# START OF Provided records

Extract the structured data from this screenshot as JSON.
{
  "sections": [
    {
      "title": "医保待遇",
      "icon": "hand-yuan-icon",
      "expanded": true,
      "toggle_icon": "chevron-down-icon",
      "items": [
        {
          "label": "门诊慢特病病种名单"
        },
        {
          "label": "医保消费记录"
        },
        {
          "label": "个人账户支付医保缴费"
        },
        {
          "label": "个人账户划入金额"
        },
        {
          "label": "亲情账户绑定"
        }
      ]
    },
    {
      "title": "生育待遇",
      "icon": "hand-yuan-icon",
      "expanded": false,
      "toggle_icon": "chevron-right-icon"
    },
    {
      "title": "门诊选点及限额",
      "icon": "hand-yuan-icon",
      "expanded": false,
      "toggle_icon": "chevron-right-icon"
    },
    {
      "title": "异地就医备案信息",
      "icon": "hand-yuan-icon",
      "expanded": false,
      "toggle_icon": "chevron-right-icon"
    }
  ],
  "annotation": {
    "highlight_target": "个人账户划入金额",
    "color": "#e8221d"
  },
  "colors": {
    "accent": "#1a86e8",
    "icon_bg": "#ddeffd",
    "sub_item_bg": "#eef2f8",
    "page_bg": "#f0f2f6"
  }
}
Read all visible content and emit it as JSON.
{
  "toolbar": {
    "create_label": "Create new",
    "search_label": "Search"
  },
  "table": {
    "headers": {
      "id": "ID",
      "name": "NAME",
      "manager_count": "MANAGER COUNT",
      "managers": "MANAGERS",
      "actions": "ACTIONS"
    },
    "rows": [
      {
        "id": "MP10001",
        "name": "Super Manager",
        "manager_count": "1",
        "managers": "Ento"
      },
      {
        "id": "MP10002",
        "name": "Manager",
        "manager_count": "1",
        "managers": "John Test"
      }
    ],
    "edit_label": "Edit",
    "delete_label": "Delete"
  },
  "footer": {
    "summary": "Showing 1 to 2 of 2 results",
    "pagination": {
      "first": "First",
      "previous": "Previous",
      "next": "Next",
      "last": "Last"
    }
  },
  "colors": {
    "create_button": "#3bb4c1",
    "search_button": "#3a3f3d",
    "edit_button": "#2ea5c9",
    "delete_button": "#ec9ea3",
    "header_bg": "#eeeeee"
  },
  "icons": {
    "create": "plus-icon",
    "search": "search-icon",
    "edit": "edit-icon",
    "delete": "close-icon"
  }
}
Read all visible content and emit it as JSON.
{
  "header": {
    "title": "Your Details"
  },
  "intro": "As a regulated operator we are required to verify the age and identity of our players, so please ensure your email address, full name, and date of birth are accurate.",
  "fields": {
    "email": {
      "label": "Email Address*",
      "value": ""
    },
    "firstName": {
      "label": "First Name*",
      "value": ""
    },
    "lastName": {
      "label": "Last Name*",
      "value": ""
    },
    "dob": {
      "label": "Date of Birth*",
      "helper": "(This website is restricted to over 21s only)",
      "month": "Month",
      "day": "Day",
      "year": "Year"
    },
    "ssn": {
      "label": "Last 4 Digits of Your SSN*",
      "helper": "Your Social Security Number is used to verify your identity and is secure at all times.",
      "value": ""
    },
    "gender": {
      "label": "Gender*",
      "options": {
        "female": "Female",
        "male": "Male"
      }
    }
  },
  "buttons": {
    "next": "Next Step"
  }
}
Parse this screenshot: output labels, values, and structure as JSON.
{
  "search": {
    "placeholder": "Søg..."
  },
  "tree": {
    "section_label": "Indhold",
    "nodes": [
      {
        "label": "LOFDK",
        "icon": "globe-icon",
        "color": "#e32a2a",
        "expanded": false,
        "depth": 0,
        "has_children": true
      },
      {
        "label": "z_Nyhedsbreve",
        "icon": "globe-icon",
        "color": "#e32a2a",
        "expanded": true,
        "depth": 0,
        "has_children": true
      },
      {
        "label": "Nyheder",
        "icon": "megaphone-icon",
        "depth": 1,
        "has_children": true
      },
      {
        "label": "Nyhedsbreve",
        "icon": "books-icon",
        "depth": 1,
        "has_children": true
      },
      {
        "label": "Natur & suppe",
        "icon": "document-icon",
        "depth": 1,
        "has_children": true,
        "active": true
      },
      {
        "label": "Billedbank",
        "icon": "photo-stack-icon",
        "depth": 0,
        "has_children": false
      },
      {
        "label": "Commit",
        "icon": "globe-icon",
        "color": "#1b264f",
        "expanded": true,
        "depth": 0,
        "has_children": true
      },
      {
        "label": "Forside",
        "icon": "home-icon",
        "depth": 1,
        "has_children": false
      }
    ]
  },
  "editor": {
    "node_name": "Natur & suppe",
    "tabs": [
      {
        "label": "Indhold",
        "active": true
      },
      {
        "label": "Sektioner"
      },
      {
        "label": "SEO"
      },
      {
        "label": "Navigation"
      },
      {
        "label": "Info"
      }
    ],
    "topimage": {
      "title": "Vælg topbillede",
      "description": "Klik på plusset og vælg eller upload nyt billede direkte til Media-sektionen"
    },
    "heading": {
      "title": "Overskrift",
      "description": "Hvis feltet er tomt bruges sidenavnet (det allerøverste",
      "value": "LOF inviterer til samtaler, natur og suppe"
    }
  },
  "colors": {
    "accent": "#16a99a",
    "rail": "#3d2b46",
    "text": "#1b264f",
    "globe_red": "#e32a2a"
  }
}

# END OF Provided records

__Written exercise__.
Copy each line of the data above without altering a single character.

__Expected answer__.
Extract the structured data from this screenshot as JSON.
{
  "sections": [
    {
      "title": "医保待遇",
      "icon": "hand-yuan-icon",
      "expanded": true,
      "toggle_icon": "chevron-down-icon",
      "items": [
        {
          "label": "门诊慢特病病种名单"
        },
        {
          "label": "医保消费记录"
        },
        {
          "label": "个人账户支付医保缴费"
        },
        {
          "label": "个人账户划入金额"
        },
        {
          "label": "亲情账户绑定"
        }
      ]
    },
    {
      "title": "生育待遇",
      "icon": "hand-yuan-icon",
      "expanded": false,
      "toggle_icon": "chevron-right-icon"
    },
    {
      "title": "门诊选点及限额",
      "icon": "hand-yuan-icon",
      "expanded": false,
      "toggle_icon": "chevron-right-icon"
    },
    {
      "title": "异地就医备案信息",
      "icon": "hand-yuan-icon",
      "expanded": false,
      "toggle_icon": "chevron-right-icon"
    }
  ],
  "annotation": {
    "highlight_target": "个人账户划入金额",
    "color": "#e8221d"
  },
  "colors": {
    "accent": "#1a86e8",
    "icon_bg": "#ddeffd",
    "sub_item_bg": "#eef2f8",
    "page_bg": "#f0f2f6"
  }
}
Read all visible content and emit it as JSON.
{
  "toolbar": {
    "create_label": "Create new",
    "search_label": "Search"
  },
  "table": {
    "headers": {
      "id": "ID",
      "name": "NAME",
      "manager_count": "MANAGER COUNT",
      "managers": "MANAGERS",
      "actions": "ACTIONS"
    },
    "rows": [
      {
        "id": "MP10001",
        "name": "Super Manager",
        "manager_count": "1",
        "managers": "Ento"
      },
      {
        "id": "MP10002",
        "name": "Manager",
        "manager_count": "1",
        "managers": "John Test"
      }
    ],
    "edit_label": "Edit",
    "delete_label": "Delete"
  },
  "footer": {
    "summary": "Showing 1 to 2 of 2 results",
    "pagination": {
      "first": "First",
      "previous": "Previous",
      "next": "Next",
      "last": "Last"
    }
  },
  "colors": {
    "create_button": "#3bb4c1",
    "search_button": "#3a3f3d",
    "edit_button": "#2ea5c9",
    "delete_button": "#ec9ea3",
    "header_bg": "#eeeeee"
  },
  "icons": {
    "create": "plus-icon",
    "search": "search-icon",
    "edit": "edit-icon",
    "delete": "close-icon"
  }
}
Read all visible content and emit it as JSON.
{
  "header": {
    "title": "Your Details"
  },
  "intro": "As a regulated operator we are required to verify the age and identity of our players, so please ensure your email address, full name, and date of birth are accurate.",
  "fields": {
    "email": {
      "label": "Email Address*",
      "value": ""
    },
    "firstName": {
      "label": "First Name*",
      "value": ""
    },
    "lastName": {
      "label": "Last Name*",
      "value": ""
    },
    "dob": {
      "label": "Date of Birth*",
      "helper": "(This website is restricted to over 21s only)",
      "month": "Month",
      "day": "Day",
      "year": "Year"
    },
    "ssn": {
      "label": "Last 4 Digits of Your SSN*",
      "helper": "Your Social Security Number is used to verify your identity and is secure at all times.",
      "value": ""
    },
    "gender": {
      "label": "Gender*",
      "options": {
        "female": "Female",
        "male": "Male"
      }
    }
  },
  "buttons": {
    "next": "Next Step"
  }
}
Parse this screenshot: output labels, values, and structure as JSON.
{
  "search": {
    "placeholder": "Søg..."
  },
  "tree": {
    "section_label": "Indhold",
    "nodes": [
      {
        "label": "LOFDK",
        "icon": "globe-icon",
        "color": "#e32a2a",
        "expanded": false,
        "depth": 0,
        "has_children": true
      },
      {
        "label": "z_Nyhedsbreve",
        "icon": "globe-icon",
        "color": "#e32a2a",
        "expanded": true,
        "depth": 0,
        "has_children": true
      },
      {
        "label": "Nyheder",
        "icon": "megaphone-icon",
        "depth": 1,
        "has_children": true
      },
      {
        "label": "Nyhedsbreve",
        "icon": "books-icon",
        "depth": 1,
        "has_children": true
      },
      {
        "label": "Natur & suppe",
        "icon": "document-icon",
        "depth": 1,
        "has_children": true,
        "active": true
      },
      {
        "label": "Billedbank",
        "icon": "photo-stack-icon",
        "depth": 0,
        "has_children": false
      },
      {
        "label": "Commit",
        "icon": "globe-icon",
        "color": "#1b264f",
        "expanded": true,
        "depth": 0,
        "has_children": true
      },
      {
        "label": "Forside",
        "icon": "home-icon",
        "depth": 1,
        "has_children": false
      }
    ]
  },
  "editor": {
    "node_name": "Natur & suppe",
    "tabs": [
      {
        "label": "Indhold",
        "active": true
      },
      {
        "label": "Sektioner"
      },
      {
        "label": "SEO"
      },
      {
        "label": "Navigation"
      },
      {
        "label": "Info"
      }
    ],
    "topimage": {
      "title": "Vælg topbillede",
      "description": "Klik på plusset og vælg eller upload nyt billede direkte til Media-sektionen"
    },
    "heading": {
      "title": "Overskrift",
      "description": "Hvis feltet er tomt bruges sidenavnet (det allerøverste",
      "value": "LOF inviterer til samtaler, natur og suppe"
    }
  },
  "colors": {
    "accent": "#16a99a",
    "rail": "#3d2b46",
    "text": "#1b264f",
    "globe_red": "#e32a2a"
  }
}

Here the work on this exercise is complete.